[What is needed]: From the entries below, copy every line that holds the word "many".
%%
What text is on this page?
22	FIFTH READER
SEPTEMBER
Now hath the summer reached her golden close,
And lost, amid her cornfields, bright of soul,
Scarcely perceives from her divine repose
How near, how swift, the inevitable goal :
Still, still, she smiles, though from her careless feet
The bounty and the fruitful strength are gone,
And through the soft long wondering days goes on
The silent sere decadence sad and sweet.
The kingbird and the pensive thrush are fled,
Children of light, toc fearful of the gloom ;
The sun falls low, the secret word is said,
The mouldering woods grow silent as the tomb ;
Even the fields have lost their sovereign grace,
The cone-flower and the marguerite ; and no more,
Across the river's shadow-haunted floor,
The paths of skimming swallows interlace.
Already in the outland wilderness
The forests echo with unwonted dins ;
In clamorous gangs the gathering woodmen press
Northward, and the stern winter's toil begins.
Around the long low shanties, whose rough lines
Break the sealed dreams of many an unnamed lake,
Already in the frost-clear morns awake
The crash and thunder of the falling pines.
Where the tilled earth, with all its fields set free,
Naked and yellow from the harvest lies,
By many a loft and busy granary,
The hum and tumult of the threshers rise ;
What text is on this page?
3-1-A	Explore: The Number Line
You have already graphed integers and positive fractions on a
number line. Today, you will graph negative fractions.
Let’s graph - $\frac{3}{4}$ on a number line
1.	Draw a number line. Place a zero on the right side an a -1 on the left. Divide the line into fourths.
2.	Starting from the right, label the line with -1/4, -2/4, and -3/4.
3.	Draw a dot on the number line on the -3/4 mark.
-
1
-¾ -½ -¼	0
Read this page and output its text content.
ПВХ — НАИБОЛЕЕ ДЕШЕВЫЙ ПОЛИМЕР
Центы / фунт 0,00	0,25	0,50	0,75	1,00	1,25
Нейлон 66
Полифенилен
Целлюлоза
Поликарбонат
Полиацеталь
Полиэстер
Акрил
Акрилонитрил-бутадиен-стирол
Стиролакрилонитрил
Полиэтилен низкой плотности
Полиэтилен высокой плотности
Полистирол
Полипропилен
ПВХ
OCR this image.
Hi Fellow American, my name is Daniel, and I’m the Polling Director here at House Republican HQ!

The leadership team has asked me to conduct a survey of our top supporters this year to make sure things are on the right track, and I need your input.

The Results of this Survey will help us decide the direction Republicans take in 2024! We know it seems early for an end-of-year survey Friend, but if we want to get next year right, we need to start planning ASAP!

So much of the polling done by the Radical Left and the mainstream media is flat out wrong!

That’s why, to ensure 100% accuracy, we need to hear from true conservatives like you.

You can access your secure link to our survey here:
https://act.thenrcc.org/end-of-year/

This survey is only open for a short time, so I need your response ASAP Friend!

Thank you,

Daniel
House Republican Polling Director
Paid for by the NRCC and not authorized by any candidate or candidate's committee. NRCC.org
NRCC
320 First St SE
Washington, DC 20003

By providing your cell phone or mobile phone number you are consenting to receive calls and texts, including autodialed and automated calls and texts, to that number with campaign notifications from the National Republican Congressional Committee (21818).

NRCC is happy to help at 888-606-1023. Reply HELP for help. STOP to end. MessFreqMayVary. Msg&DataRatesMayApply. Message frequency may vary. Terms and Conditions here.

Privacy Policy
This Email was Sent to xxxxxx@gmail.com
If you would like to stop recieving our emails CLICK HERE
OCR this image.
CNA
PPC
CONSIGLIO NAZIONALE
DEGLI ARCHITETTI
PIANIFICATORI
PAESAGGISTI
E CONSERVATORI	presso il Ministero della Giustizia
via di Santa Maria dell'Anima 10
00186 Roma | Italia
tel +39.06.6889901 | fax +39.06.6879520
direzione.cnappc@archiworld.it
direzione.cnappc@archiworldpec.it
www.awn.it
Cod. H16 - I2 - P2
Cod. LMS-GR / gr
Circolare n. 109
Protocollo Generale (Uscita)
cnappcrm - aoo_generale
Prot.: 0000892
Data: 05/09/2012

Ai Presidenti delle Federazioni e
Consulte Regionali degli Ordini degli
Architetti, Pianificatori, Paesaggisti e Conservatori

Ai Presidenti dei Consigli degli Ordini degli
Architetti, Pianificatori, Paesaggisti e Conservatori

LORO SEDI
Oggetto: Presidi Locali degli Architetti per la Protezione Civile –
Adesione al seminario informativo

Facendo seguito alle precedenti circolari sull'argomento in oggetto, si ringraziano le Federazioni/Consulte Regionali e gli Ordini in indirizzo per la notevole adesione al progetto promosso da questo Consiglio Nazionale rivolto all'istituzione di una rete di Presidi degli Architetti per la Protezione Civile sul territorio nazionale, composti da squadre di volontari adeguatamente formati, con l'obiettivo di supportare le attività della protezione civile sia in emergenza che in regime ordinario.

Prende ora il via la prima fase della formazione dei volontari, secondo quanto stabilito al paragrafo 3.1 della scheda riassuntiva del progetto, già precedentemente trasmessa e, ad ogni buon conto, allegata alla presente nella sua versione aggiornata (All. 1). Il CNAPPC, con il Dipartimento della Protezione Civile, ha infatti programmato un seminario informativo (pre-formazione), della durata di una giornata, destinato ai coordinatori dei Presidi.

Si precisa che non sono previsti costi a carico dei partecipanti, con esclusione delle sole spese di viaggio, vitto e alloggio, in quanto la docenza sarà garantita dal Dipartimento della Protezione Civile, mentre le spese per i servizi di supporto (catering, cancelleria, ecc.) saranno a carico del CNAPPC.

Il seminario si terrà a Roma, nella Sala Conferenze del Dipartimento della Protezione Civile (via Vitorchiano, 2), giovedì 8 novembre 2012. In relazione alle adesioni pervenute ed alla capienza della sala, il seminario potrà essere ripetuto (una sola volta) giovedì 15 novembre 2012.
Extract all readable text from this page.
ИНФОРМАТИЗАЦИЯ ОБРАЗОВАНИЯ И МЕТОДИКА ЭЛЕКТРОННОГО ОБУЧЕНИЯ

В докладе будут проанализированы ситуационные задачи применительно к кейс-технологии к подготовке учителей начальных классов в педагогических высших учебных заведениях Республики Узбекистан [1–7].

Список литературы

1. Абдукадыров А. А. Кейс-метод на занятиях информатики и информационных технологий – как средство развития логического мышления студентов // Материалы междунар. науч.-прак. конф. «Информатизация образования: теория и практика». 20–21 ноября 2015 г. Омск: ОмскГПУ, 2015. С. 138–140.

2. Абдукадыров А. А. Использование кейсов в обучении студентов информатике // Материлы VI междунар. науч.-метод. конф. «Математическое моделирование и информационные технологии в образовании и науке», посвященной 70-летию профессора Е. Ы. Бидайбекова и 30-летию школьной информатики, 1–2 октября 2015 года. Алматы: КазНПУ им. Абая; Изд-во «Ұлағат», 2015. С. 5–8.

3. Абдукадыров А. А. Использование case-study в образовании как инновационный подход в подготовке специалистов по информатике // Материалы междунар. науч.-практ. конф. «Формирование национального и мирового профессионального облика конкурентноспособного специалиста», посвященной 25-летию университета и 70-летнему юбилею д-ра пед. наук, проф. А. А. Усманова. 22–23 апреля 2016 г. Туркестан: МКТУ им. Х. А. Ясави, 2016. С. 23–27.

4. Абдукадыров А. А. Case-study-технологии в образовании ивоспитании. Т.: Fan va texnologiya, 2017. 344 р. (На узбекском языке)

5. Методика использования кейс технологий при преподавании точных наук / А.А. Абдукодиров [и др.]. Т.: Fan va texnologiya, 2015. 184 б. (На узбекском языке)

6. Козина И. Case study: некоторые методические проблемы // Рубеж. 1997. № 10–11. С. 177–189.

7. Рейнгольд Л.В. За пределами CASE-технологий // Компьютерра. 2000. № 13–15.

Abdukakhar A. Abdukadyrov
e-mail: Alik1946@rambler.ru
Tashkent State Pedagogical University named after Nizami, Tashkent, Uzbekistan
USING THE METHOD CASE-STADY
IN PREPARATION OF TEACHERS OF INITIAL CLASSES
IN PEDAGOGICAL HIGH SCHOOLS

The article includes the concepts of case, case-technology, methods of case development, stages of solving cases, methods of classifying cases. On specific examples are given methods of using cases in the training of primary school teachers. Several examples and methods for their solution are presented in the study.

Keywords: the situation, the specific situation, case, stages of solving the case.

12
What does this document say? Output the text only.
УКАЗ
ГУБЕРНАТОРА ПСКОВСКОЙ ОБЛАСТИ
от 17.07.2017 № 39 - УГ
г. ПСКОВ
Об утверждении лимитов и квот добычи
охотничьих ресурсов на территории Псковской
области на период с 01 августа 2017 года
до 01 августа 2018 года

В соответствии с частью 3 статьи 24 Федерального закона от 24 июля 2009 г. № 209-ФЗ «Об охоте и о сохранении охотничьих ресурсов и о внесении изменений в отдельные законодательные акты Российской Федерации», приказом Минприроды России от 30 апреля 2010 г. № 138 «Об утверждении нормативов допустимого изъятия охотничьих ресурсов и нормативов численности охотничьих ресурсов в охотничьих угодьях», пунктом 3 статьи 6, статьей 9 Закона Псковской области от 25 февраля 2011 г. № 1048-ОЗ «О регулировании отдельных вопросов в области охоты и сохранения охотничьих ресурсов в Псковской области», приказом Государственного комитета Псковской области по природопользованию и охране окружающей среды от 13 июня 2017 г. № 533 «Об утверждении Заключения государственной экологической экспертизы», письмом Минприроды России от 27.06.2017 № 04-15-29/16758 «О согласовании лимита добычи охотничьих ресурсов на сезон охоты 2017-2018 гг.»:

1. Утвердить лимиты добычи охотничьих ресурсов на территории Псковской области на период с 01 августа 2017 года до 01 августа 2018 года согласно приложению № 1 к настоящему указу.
%%
[Written response]:
Break the sealed dreams of many an unnamed lake,
By many a loft and busy granary,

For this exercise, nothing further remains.